**TEXTO PROPORCIONADO**
-*-

Tras meses de intensa negociación y cabildeo, la industria cripto enfrenta un nuevo retraso. John Thune posterga la votación de la Ley Clarity hasta septiembre, manteniendo al sector en una incertidumbre normativa.
La industria de las criptomonedas en Estados Unidos ha recibido un golpe significativo en su camino hacia la certeza jurídica. John Thune, líder de la mayoría del Senado, ha decidido aplazar la votación de la Ley Clarity, un proyecto de ley que prometía regular el sector y otorgarle un estatus legal claro. Esta decisión, comunicada oficialmente el jueves 6 de agosto de 2026, deja a la industria en un limbo normativo que se extiende hasta al menos septiembre.
El sector había esperado una resolución antes del receso legislativo, habiendo invertido recursos cuantiosos en cabildeo y negociaciones durante los últimos meses. Sin embargo, el aplazamiento sugiere que las fuerzas políticas opuestas, lideradas por figuras como Elizabeth Warren, han logrado frenar el avance de la regulación favorable a la innovación. Para muchos analistas, este retraso es una victoria para el status quo, priorizando la cautela política sobre la claridad regulatoria que tanto necesita el ecosistema digital.

-*-

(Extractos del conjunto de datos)
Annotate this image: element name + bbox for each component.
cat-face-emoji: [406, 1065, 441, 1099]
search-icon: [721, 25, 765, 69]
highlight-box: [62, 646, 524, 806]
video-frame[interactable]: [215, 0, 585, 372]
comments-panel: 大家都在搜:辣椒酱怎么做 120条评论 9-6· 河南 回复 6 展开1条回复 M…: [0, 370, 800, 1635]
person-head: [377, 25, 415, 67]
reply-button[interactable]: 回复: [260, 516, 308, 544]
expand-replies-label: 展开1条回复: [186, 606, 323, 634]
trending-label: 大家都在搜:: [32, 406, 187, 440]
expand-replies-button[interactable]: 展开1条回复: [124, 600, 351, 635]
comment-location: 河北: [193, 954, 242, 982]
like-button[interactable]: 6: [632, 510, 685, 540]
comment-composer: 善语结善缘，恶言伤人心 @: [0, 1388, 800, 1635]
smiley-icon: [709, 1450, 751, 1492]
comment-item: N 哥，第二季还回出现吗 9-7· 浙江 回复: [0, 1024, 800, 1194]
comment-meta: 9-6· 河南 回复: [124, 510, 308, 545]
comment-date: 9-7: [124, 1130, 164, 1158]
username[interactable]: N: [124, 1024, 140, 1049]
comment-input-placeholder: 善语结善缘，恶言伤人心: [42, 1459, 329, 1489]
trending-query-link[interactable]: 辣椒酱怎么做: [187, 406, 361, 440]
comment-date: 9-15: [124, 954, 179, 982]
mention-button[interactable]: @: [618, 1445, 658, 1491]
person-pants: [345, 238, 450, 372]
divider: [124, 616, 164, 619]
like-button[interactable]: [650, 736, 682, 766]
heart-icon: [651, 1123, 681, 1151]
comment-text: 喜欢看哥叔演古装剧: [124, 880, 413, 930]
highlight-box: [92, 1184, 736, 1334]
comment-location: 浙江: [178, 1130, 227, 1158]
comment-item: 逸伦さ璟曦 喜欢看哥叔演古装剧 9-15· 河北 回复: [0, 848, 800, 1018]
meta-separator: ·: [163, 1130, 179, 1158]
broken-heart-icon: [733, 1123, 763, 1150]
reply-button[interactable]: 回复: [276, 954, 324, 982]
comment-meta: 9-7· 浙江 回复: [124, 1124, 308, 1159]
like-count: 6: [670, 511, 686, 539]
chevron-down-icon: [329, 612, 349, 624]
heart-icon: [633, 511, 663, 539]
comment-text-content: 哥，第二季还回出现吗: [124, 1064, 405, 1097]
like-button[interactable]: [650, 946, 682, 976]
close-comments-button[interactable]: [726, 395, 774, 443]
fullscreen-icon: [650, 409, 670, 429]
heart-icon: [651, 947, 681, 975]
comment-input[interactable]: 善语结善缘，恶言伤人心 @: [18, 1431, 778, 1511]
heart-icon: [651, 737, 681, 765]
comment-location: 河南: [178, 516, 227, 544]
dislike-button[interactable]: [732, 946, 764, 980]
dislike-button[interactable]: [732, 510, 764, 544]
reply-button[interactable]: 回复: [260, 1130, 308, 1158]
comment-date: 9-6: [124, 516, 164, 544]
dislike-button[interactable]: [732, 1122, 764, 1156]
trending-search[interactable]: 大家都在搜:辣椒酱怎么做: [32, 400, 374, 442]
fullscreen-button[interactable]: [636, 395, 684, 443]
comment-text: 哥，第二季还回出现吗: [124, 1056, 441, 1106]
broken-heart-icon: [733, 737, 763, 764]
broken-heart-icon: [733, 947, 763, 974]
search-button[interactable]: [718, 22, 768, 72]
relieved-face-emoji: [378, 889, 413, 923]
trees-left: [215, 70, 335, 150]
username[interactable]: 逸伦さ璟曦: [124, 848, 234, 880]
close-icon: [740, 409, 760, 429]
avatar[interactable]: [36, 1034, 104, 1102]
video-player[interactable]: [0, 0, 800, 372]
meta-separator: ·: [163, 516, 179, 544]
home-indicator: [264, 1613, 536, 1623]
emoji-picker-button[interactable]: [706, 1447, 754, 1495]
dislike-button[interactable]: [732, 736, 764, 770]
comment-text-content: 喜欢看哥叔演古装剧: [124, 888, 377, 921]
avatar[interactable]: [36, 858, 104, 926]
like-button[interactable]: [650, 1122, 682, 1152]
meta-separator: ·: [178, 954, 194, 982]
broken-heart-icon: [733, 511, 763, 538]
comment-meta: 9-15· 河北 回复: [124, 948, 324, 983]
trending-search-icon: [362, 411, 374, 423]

-*-

**PARTES DEL EJERCICIO**
1: Enumera todos los nombres propios que aparecen en la noticia sobre la Ley Clarity, ya sean de personas, instituciones, leyes o países.
2: Según la noticia sobre la Ley Clarity, ¿en qué fecha se comunicó oficialmente el aplazamiento de la votación?
3: Redacta lo que sigue a la noticia sobre el aplazamiento de la Ley Clarity, a partir del punto en que termina.

**RESPUESTAS POR TAREA**
1: John Thune, Ley Clarity, Estados Unidos, Senado, Elizabeth Warren

2: El jueves 6 de agosto de 2026.

3:
El impacto del retraso en el mercado
La incertidumbre normativa suele tener un efecto paralizante en los mercados de activos digitales. Sin una ley clara que defina el estatus de Bitcoin y otras criptomonedas, las instituciones financieras tradicionales continúan siendo reacias a integrar estos activos en sus carteras de inversión. La promesa de una ley que hiciera el sistema financiero estadounidense más rápido, barato y accesible se ha visto diluida por la burocracia senatorial.
El sentimiento en el sector es mixto. Por un lado, la industria celebra que la ley esté más cerca de ser aprobada que nunca, lo que indica que el camino no está cerrado. Por otro lado, el aplazamiento refuerza la percepción de que el proceso político es lento y propenso a cambios de última hora. Mientras tanto, los inversores y desarrolladores deben seguir operando en un entorno de reglas difusas, lo que podría frenar la adopción institucional a corto plazo.